• [Exercise directions]: Copy out all of the items below line for line, keeping every character the same.

• [Dataset rows]:

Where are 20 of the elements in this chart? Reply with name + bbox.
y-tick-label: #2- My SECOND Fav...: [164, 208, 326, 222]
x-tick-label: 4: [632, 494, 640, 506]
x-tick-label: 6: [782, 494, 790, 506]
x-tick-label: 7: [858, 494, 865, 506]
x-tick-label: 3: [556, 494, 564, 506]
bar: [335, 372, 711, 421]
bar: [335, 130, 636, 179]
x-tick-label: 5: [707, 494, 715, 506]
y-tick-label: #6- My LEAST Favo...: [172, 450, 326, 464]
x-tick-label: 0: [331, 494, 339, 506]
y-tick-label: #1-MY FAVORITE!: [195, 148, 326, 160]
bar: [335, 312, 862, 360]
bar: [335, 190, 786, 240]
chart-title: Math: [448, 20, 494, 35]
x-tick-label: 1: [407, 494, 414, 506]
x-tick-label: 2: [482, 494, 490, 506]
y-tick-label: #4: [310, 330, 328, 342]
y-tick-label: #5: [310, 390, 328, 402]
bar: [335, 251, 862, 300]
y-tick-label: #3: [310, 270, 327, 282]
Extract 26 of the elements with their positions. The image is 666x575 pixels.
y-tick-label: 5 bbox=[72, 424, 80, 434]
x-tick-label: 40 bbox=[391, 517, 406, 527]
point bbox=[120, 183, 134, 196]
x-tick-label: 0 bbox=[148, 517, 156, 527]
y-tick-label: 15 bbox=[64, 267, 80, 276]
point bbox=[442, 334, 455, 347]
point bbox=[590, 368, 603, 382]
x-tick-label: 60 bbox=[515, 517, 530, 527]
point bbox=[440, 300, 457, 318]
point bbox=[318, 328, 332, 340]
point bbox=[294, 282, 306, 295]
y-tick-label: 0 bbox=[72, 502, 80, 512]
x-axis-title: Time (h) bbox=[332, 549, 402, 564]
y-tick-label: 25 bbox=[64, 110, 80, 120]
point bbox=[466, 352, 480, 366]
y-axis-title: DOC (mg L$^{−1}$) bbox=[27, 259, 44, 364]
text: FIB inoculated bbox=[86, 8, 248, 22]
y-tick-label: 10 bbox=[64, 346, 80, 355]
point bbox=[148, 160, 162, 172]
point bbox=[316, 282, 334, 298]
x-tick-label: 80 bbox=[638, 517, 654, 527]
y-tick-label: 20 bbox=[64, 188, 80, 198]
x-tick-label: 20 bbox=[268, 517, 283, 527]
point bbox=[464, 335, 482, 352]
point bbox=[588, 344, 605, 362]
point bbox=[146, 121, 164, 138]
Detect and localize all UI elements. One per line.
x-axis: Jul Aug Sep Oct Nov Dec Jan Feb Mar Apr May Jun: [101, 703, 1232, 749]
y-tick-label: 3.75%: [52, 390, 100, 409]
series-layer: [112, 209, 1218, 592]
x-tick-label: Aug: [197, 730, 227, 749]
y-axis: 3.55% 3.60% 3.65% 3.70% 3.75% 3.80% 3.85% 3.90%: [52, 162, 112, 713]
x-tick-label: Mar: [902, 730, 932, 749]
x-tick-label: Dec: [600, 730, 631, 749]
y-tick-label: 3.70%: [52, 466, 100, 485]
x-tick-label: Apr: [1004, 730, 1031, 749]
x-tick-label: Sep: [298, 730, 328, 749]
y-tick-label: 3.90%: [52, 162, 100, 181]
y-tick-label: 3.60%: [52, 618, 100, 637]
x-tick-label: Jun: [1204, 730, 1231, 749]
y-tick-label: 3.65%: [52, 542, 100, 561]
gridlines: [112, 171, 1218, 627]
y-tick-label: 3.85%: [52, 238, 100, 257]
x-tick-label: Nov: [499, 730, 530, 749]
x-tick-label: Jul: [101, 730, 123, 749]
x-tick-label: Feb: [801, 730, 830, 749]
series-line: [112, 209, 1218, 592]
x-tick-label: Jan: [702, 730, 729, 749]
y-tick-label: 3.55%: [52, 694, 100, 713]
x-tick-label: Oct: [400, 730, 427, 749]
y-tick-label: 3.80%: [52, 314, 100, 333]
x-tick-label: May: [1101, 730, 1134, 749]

• [Output for this task]:
Where are 20 of the elements in this chart? Reply with name + bbox.
y-tick-label: #2- My SECOND Fav...: [164, 208, 326, 222]
x-tick-label: 4: [632, 494, 640, 506]
x-tick-label: 6: [782, 494, 790, 506]
x-tick-label: 7: [858, 494, 865, 506]
x-tick-label: 3: [556, 494, 564, 506]
bar: [335, 372, 711, 421]
bar: [335, 130, 636, 179]
x-tick-label: 5: [707, 494, 715, 506]
y-tick-label: #6- My LEAST Favo...: [172, 450, 326, 464]
x-tick-label: 0: [331, 494, 339, 506]
y-tick-label: #1-MY FAVORITE!: [195, 148, 326, 160]
bar: [335, 312, 862, 360]
bar: [335, 190, 786, 240]
chart-title: Math: [448, 20, 494, 35]
x-tick-label: 1: [407, 494, 414, 506]
x-tick-label: 2: [482, 494, 490, 506]
y-tick-label: #4: [310, 330, 328, 342]
y-tick-label: #5: [310, 390, 328, 402]
bar: [335, 251, 862, 300]
y-tick-label: #3: [310, 270, 327, 282]
Extract 26 of the elements with their positions. The image is 666x575 pixels.
y-tick-label: 5 bbox=[72, 424, 80, 434]
x-tick-label: 40 bbox=[391, 517, 406, 527]
point bbox=[120, 183, 134, 196]
x-tick-label: 0 bbox=[148, 517, 156, 527]
y-tick-label: 15 bbox=[64, 267, 80, 276]
point bbox=[442, 334, 455, 347]
point bbox=[590, 368, 603, 382]
x-tick-label: 60 bbox=[515, 517, 530, 527]
point bbox=[440, 300, 457, 318]
point bbox=[318, 328, 332, 340]
point bbox=[294, 282, 306, 295]
y-tick-label: 0 bbox=[72, 502, 80, 512]
x-axis-title: Time (h) bbox=[332, 549, 402, 564]
y-tick-label: 25 bbox=[64, 110, 80, 120]
point bbox=[466, 352, 480, 366]
y-axis-title: DOC (mg L$^{−1}$) bbox=[27, 259, 44, 364]
text: FIB inoculated bbox=[86, 8, 248, 22]
y-tick-label: 10 bbox=[64, 346, 80, 355]
point bbox=[148, 160, 162, 172]
point bbox=[316, 282, 334, 298]
x-tick-label: 80 bbox=[638, 517, 654, 527]
y-tick-label: 20 bbox=[64, 188, 80, 198]
x-tick-label: 20 bbox=[268, 517, 283, 527]
point bbox=[464, 335, 482, 352]
point bbox=[588, 344, 605, 362]
point bbox=[146, 121, 164, 138]
Detect and localize all UI elements. One per line.
x-axis: Jul Aug Sep Oct Nov Dec Jan Feb Mar Apr May Jun: [101, 703, 1232, 749]
y-tick-label: 3.75%: [52, 390, 100, 409]
series-layer: [112, 209, 1218, 592]
x-tick-label: Aug: [197, 730, 227, 749]
y-axis: 3.55% 3.60% 3.65% 3.70% 3.75% 3.80% 3.85% 3.90%: [52, 162, 112, 713]
x-tick-label: Mar: [902, 730, 932, 749]
x-tick-label: Dec: [600, 730, 631, 749]
y-tick-label: 3.70%: [52, 466, 100, 485]
x-tick-label: Apr: [1004, 730, 1031, 749]
x-tick-label: Sep: [298, 730, 328, 749]
y-tick-label: 3.90%: [52, 162, 100, 181]
y-tick-label: 3.60%: [52, 618, 100, 637]
x-tick-label: Jun: [1204, 730, 1231, 749]
y-tick-label: 3.65%: [52, 542, 100, 561]
gridlines: [112, 171, 1218, 627]
y-tick-label: 3.85%: [52, 238, 100, 257]
x-tick-label: Nov: [499, 730, 530, 749]
x-tick-label: Jul: [101, 730, 123, 749]
x-tick-label: Feb: [801, 730, 830, 749]
series-line: [112, 209, 1218, 592]
x-tick-label: Jan: [702, 730, 729, 749]
y-tick-label: 3.55%: [52, 694, 100, 713]
x-tick-label: Oct: [400, 730, 427, 749]
y-tick-label: 3.80%: [52, 314, 100, 333]
x-tick-label: May: [1101, 730, 1134, 749]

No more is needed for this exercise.